§ INSTRUCTIONS TO FOLLOW
Return each line of the records with nothing changed, pictures excepted.

§ DATA LINES
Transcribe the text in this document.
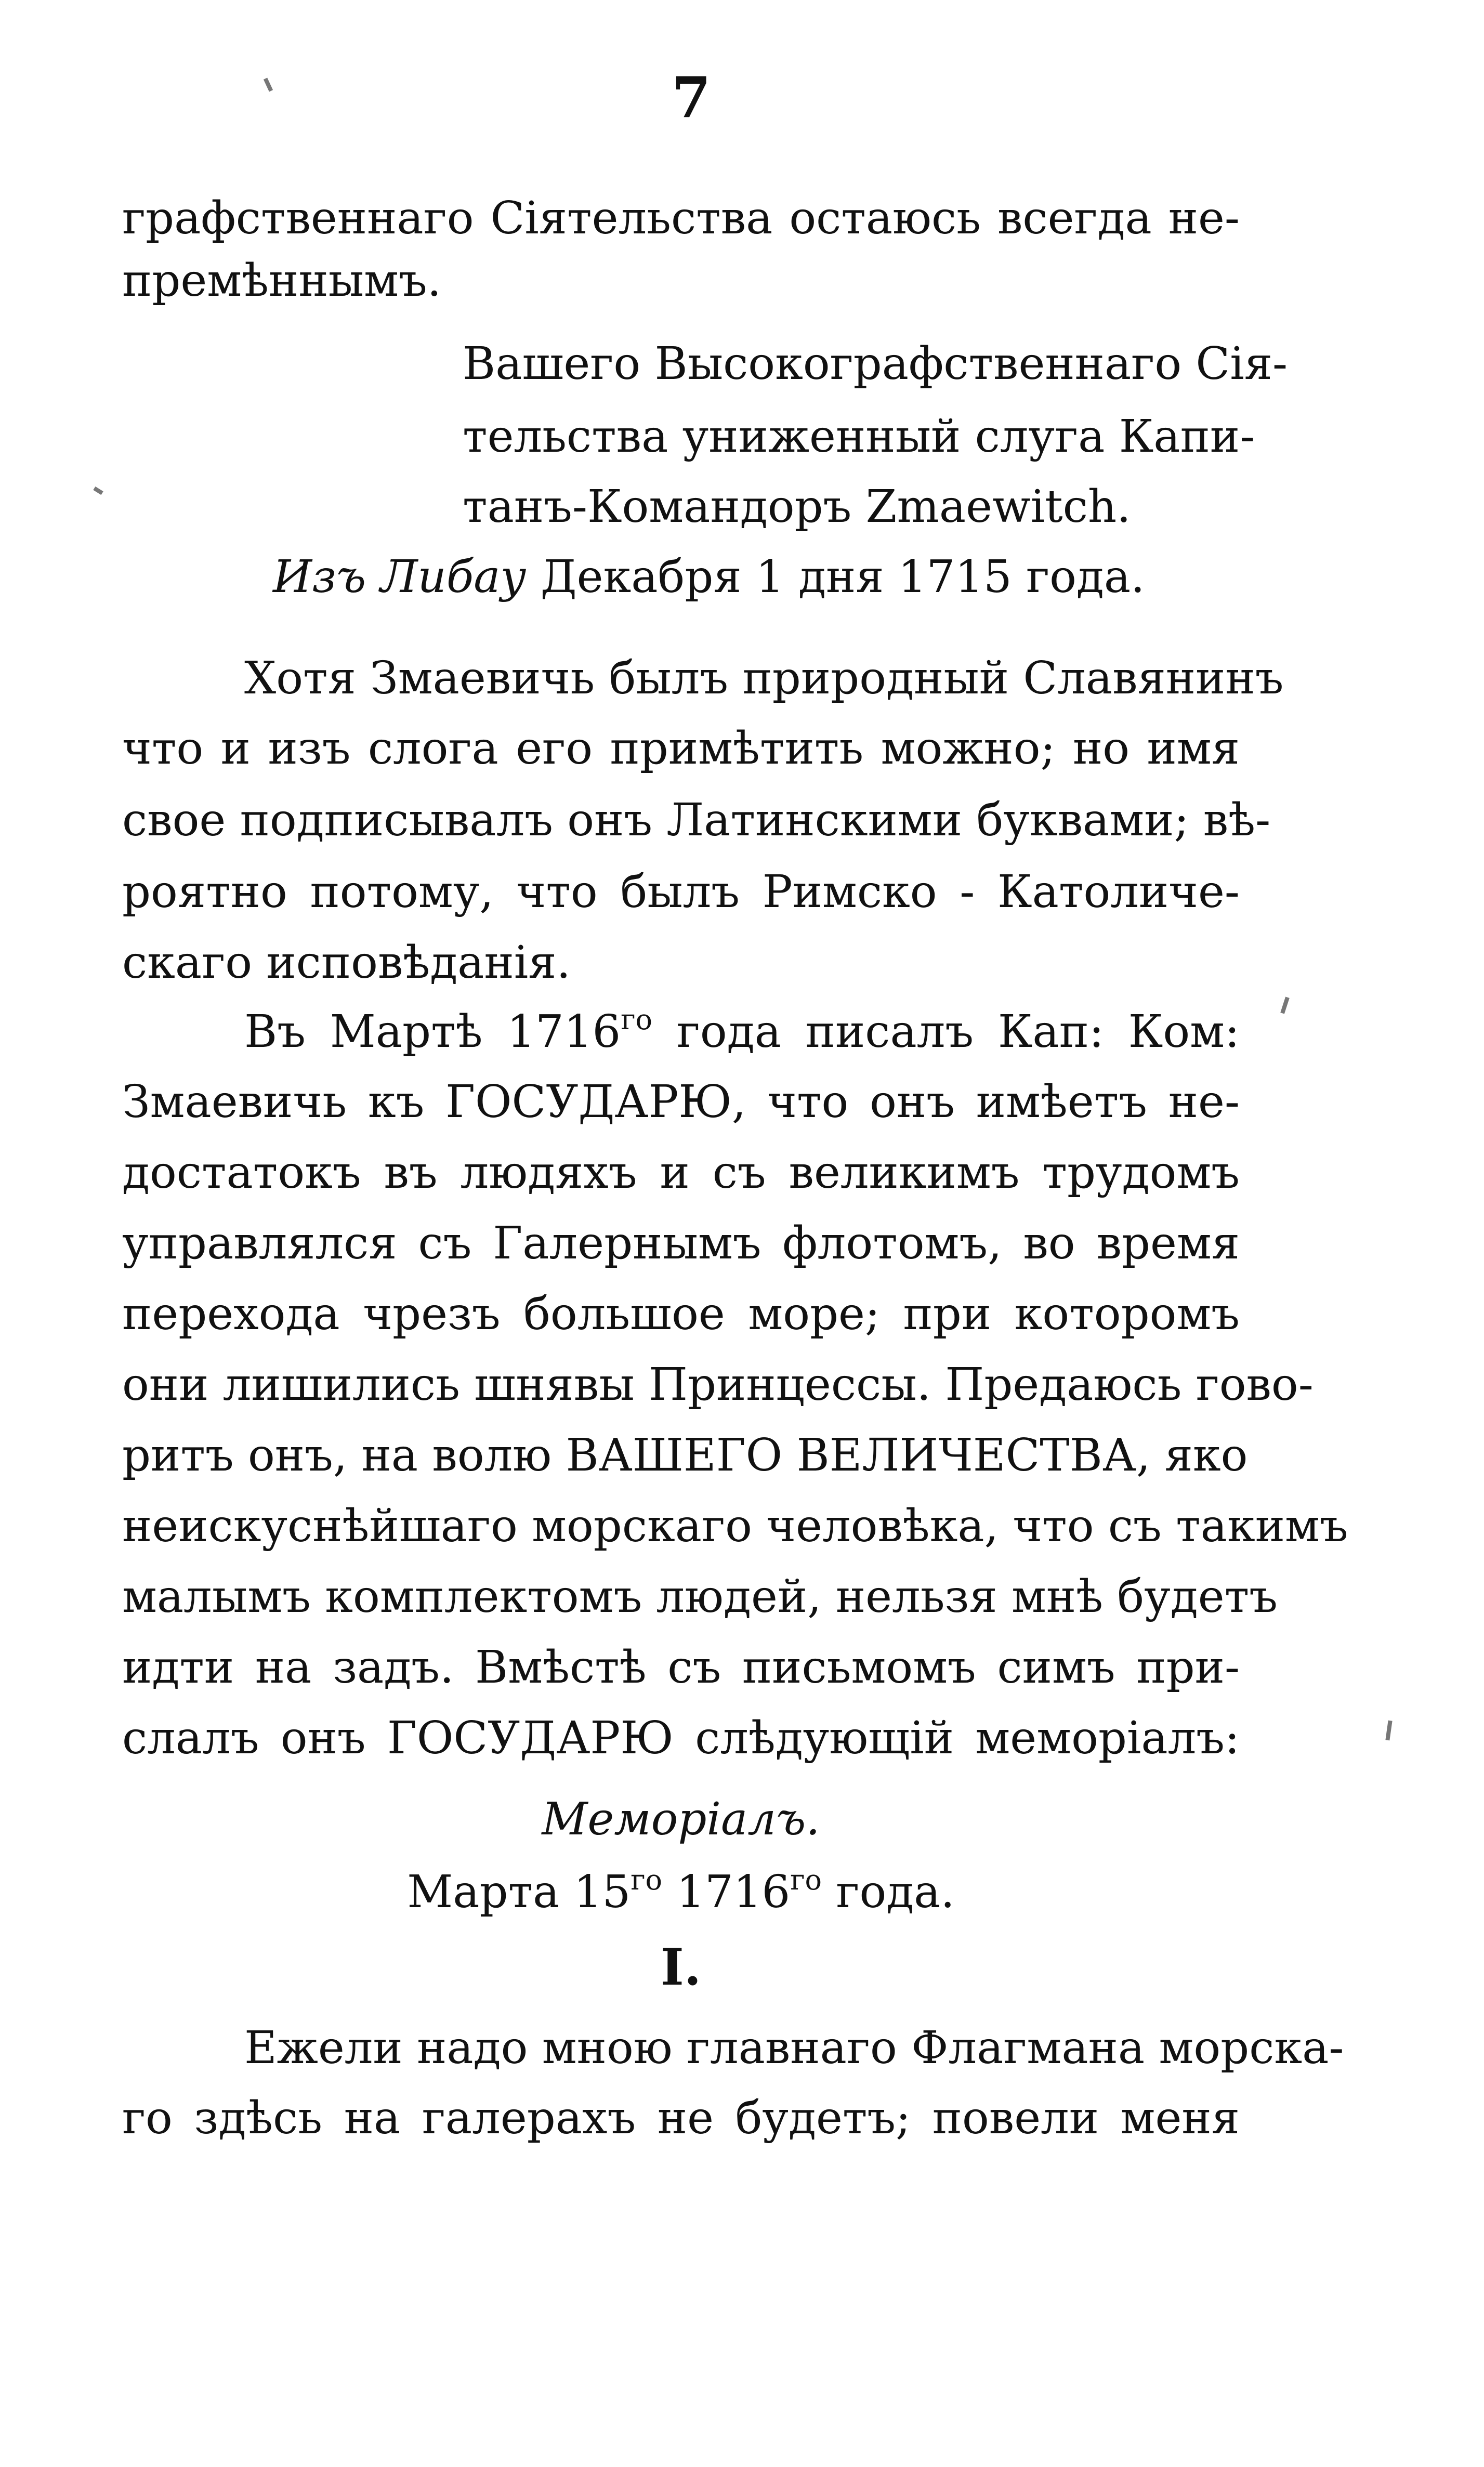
7
графственнаго Сіятельства остаюсь всегда не-
премѣннымъ.
Вашего Высокографственнаго Сія-
тельства униженный слуга Капи-
танъ-Командоръ Zmaewitch.
Изъ Либау Декабря 1 дня 1715 года.
Хотя Змаевичь былъ природный Славянинъ
что и изъ слога его примѣтить можно; но имя
свое подписывалъ онъ Латинскими буквами; вѣ-
роятно потому, что былъ Римско - Католиче-
скаго исповѣданія.
Въ Мартѣ $1716^{го}$ года писалъ Кап: Ком:
Змаевичь къ ГОСУДАРЮ, что онъ имѣетъ не-
достатокъ въ людяхъ и съ великимъ трудомъ
управлялся съ Галернымъ флотомъ, во время
перехода чрезъ большое море; при которомъ
они лишились шнявы Принцессы. Предаюсь гово-
ритъ онъ, на волю ВАШЕГО ВЕЛИЧЕСТВА, яко
неискуснѣйшаго морскаго человѣка, что съ такимъ
малымъ комплектомъ людей, нельзя мнѣ будетъ
идти на задъ. Вмѣстѣ съ письмомъ симъ при-
слалъ онъ ГОСУДАРЮ слѣдующій меморіалъ:
Меморіалъ.
Марта $15^{го}$ $1716^{го}$ года.
I.
Ежели надо мною главнаго Флагмана морска-
го здѣсь на галерахъ не будетъ; повели меня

§ RESPONSE TO THE TASK
Transcribe the text in this document.
7
графственнаго Сіятельства остаюсь всегда не-
премѣннымъ.
Вашего Высокографственнаго Сія-
тельства униженный слуга Капи-
танъ-Командоръ Zmaewitch.
Изъ Либау Декабря 1 дня 1715 года.
Хотя Змаевичь былъ природный Славянинъ
что и изъ слога его примѣтить можно; но имя
свое подписывалъ онъ Латинскими буквами; вѣ-
роятно потому, что былъ Римско - Католиче-
скаго исповѣданія.
Въ Мартѣ $1716^{го}$ года писалъ Кап: Ком:
Змаевичь къ ГОСУДАРЮ, что онъ имѣетъ не-
достатокъ въ людяхъ и съ великимъ трудомъ
управлялся съ Галернымъ флотомъ, во время
перехода чрезъ большое море; при которомъ
они лишились шнявы Принцессы. Предаюсь гово-
ритъ онъ, на волю ВАШЕГО ВЕЛИЧЕСТВА, яко
неискуснѣйшаго морскаго человѣка, что съ такимъ
малымъ комплектомъ людей, нельзя мнѣ будетъ
идти на задъ. Вмѣстѣ съ письмомъ симъ при-
слалъ онъ ГОСУДАРЮ слѣдующій меморіалъ:
Меморіалъ.
Марта $15^{го}$ $1716^{го}$ года.
I.
Ежели надо мною главнаго Флагмана морска-
го здѣсь на галерахъ не будетъ; повели меня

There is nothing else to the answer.